Items -
╭──
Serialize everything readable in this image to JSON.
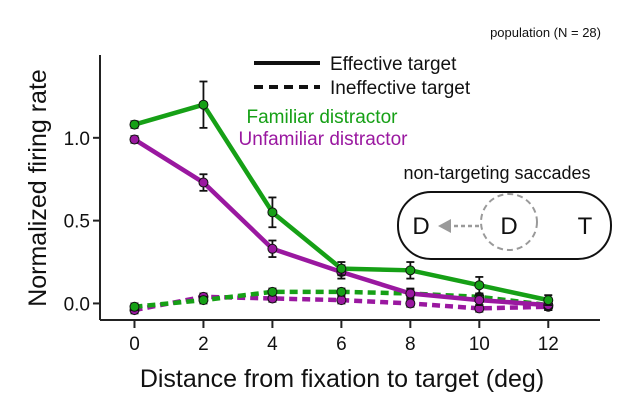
{
  "chart_data": {
    "type": "line",
    "annotation": "population (N = 28)",
    "xlabel": "Distance from fixation to target (deg)",
    "ylabel": "Normalized firing rate",
    "x": [
      0,
      2,
      4,
      6,
      8,
      10,
      12
    ],
    "xlim": [
      -1,
      13.5
    ],
    "ylim": [
      -0.1,
      1.5
    ],
    "x_ticks": [
      "0",
      "2",
      "4",
      "6",
      "8",
      "10",
      "12"
    ],
    "y_ticks": [
      "0.0",
      "0.5",
      "1.0"
    ],
    "y_tick_values": [
      0.0,
      0.5,
      1.0
    ],
    "grid": false,
    "colors": {
      "familiar": "#16a016",
      "unfamiliar": "#9a18a0",
      "axis": "#222222",
      "inset": "#9a9a9a"
    },
    "legend": {
      "line_styles": [
        {
          "label": "Effective target",
          "style": "solid"
        },
        {
          "label": "Ineffective target",
          "style": "dashed"
        }
      ],
      "color_entries": [
        {
          "label": "Familiar distractor",
          "color": "#16a016"
        },
        {
          "label": "Unfamiliar distractor",
          "color": "#9a18a0"
        }
      ]
    },
    "series": [
      {
        "name": "Familiar distractor / Effective target",
        "color": "#16a016",
        "style": "solid",
        "values": [
          1.08,
          1.2,
          0.55,
          0.21,
          0.2,
          0.11,
          0.02
        ],
        "errors": [
          0.02,
          0.14,
          0.09,
          0.04,
          0.05,
          0.05,
          0.03
        ]
      },
      {
        "name": "Unfamiliar distractor / Effective target",
        "color": "#9a18a0",
        "style": "solid",
        "values": [
          0.99,
          0.73,
          0.33,
          0.19,
          0.06,
          0.02,
          -0.01
        ],
        "errors": [
          0.02,
          0.05,
          0.05,
          0.04,
          0.03,
          0.03,
          0.03
        ]
      },
      {
        "name": "Familiar distractor / Ineffective target",
        "color": "#16a016",
        "style": "dashed",
        "values": [
          -0.02,
          0.02,
          0.07,
          0.07,
          0.06,
          0.04,
          -0.01
        ],
        "errors": [
          0.02,
          0.02,
          0.02,
          0.02,
          0.02,
          0.02,
          0.02
        ]
      },
      {
        "name": "Unfamiliar distractor / Ineffective target",
        "color": "#9a18a0",
        "style": "dashed",
        "values": [
          -0.04,
          0.04,
          0.03,
          0.02,
          0.0,
          -0.03,
          -0.02
        ],
        "errors": [
          0.02,
          0.02,
          0.02,
          0.02,
          0.02,
          0.02,
          0.02
        ]
      }
    ],
    "inset": {
      "title": "non-targeting saccades",
      "left_letter": "D",
      "center_letter": "D",
      "right_letter": "T"
    }
  }
}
╰──
Exercise instructions -
Reproduce every line of the listing above in which the string "name" appears.

Exercise solution -
        "name": "Familiar distractor / Effective target",
        "name": "Unfamiliar distractor / Effective target",
        "name": "Familiar distractor / Ineffective target",
        "name": "Unfamiliar distractor / Ineffective target",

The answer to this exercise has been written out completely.